Problem statement |
Collect every line that includes the string "Yakhot".

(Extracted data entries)
────────────────

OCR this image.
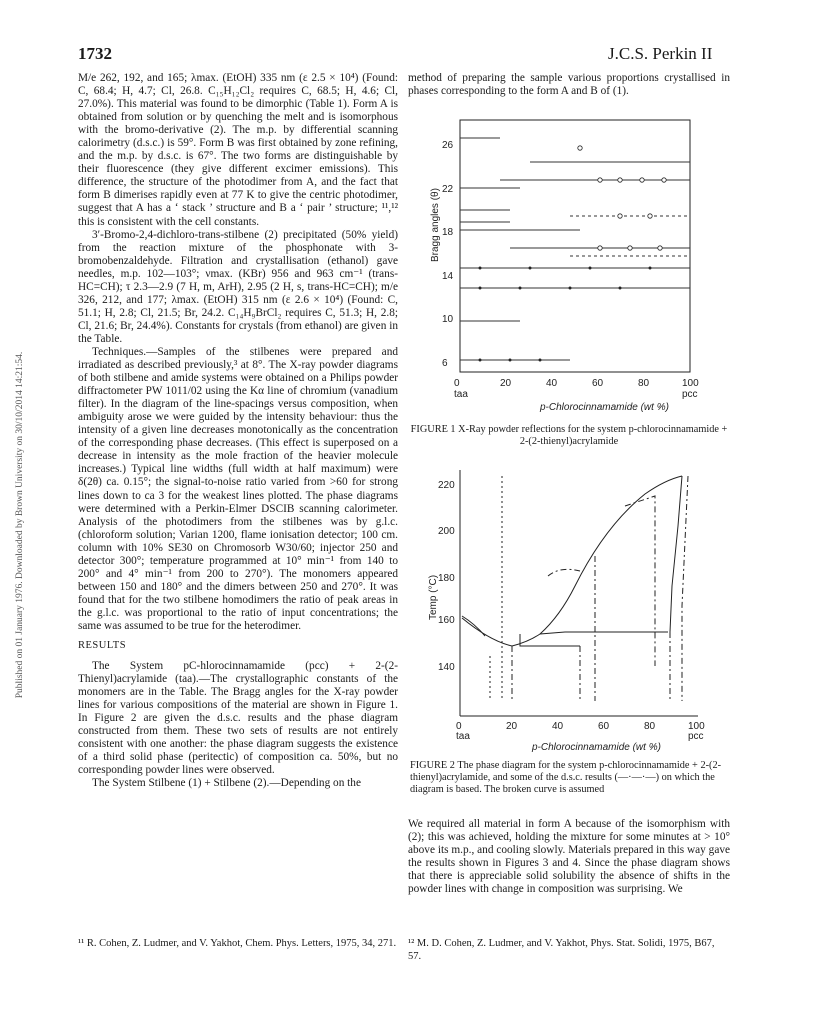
1732	J.C.S. Perkin II
Published on 01 January 1976. Downloaded by Brown University on 30/10/2014 14:21:54.

M/e 262, 192, and 165; λmax. (EtOH) 335 nm (ε 2.5 × 10⁴) (Found: C, 68.4; H, 4.7; Cl, 26.8. C₁₅H₁₂Cl₂ requires C, 68.5; H, 4.6; Cl, 27.0%). This material was found to be dimorphic (Table 1). Form A is obtained from solution or by quenching the melt and is isomorphous with the bromo-derivative (2). The m.p. by differential scanning calorimetry (d.s.c.) is 59°. Form B was first obtained by zone refining, and the m.p. by d.s.c. is 67°. The two forms are distinguishable by their fluorescence (they give different excimer emissions). This difference, the structure of the photodimer from A, and the fact that form B dimerises rapidly even at 77 K to give the centric photodimer, suggest that A has a ‘ stack ’ structure and B a ‘ pair ’ structure; ¹¹,¹² this is consistent with the cell constants.

3′-Bromo-2,4-dichloro-trans-stilbene (2) precipitated (50% yield) from the reaction mixture of the phosphonate with 3-bromobenzaldehyde. Filtration and crystallisation (ethanol) gave needles, m.p. 102—103°; νmax. (KBr) 956 and 963 cm⁻¹ (trans-HC=CH); τ 2.3—2.9 (7 H, m, ArH), 2.95 (2 H, s, trans-HC=CH); m/e 326, 212, and 177; λmax. (EtOH) 315 nm (ε 2.6 × 10⁴) (Found: C, 51.1; H, 2.8; Cl, 21.5; Br, 24.2. C₁₄H₉BrCl₂ requires C, 51.3; H, 2.8; Cl, 21.6; Br, 24.4%). Constants for crystals (from ethanol) are given in the Table.

Techniques.—Samples of the stilbenes were prepared and irradiated as described previously,³ at 8°. The X-ray powder diagrams of both stilbene and amide systems were obtained on a Philips powder diffractometer PW 1011/02 using the Kα line of chromium (vanadium filter). In the diagram of the line-spacings versus composition, when ambiguity arose we were guided by the intensity behaviour: thus the intensity of a given line decreases monotonically as the concentration of the corresponding phase decreases. (This effect is superposed on a decrease in intensity as the mole fraction of the heavier molecule increases.) Typical line widths (full width at half maximum) were δ(2θ) ca. 0.15°; the signal-to-noise ratio varied from >60 for strong lines down to ca 3 for the weakest lines plotted. The phase diagrams were determined with a Perkin-Elmer DSCIB scanning calorimeter. Analysis of the photodimers from the stilbenes was by g.l.c. (chloroform solution; Varian 1200, flame ionisation detector; 100 cm. column with 10% SE30 on Chromosorb W30/60; injector 250 and detector 300°; temperature programmed at 10° min⁻¹ from 140 to 200° and 4° min⁻¹ from 200 to 270°). The monomers appeared between 150 and 180° and the dimers between 250 and 270°. It was found that for the two stilbene homodimers the ratio of peak areas in the g.l.c. was proportional to the ratio of input concentrations; the same was assumed to be true for the heterodimer.

RESULTS

The System pC-hlorocinnamamide (pcc) + 2-(2-Thienyl)acrylamide (taa).—The crystallographic constants of the monomers are in the Table. The Bragg angles for the X-ray powder lines for various compositions of the material are shown in Figure 1. In Figure 2 are given the d.s.c. results and the phase diagram constructed from them. These two sets of results are not entirely consistent with one another: the phase diagram suggests the existence of a third solid phase (peritectic) of composition ca. 50%, but no corresponding powder lines were observed.

The System Stilbene (1) + Stilbene (2).—Depending on the

¹¹ R. Cohen, Z. Ludmer, and V. Yakhot, Chem. Phys. Letters, 1975, 34, 271.
method of preparing the sample various proportions crystallised in phases corresponding to the form A and B of (1).
Bragg angles (θ)
6
10
14
18
22
26
0	20	40	60	80	100
taa	pcc
p-Chlorocinnamamide (wt %)
FIGURE 1 X-Ray powder reflections for the system p-chlorocinnamamide + 2-(2-thienyl)acrylamide
Temp (°C)
140
160
180
200
220
0	20	40	60	80	100
taa	pcc
p-Chlorocinnamamide (wt %)
FIGURE 2 The phase diagram for the system p-chlorocinnamamide + 2-(2-thienyl)acrylamide, and some of the d.s.c. results (—·—·—) on which the diagram is based. The broken curve is assumed
We required all material in form A because of the isomorphism with (2); this was achieved, holding the mixture for some minutes at > 10° above its m.p., and cooling slowly. Materials prepared in this way gave the results shown in Figures 3 and 4. Since the phase diagram shows that there is appreciable solid solubility the absence of shifts in the powder lines with change in composition was surprising. We
¹² M. D. Cohen, Z. Ludmer, and V. Yakhot, Phys. Stat. Solidi, 1975, B67, 57.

────────────────

Task result |
¹¹ R. Cohen, Z. Ludmer, and V. Yakhot, Chem. Phys. Letters, 1975, 34, 271.
¹² M. D. Cohen, Z. Ludmer, and V. Yakhot, Phys. Stat. Solidi, 1975, B67, 57.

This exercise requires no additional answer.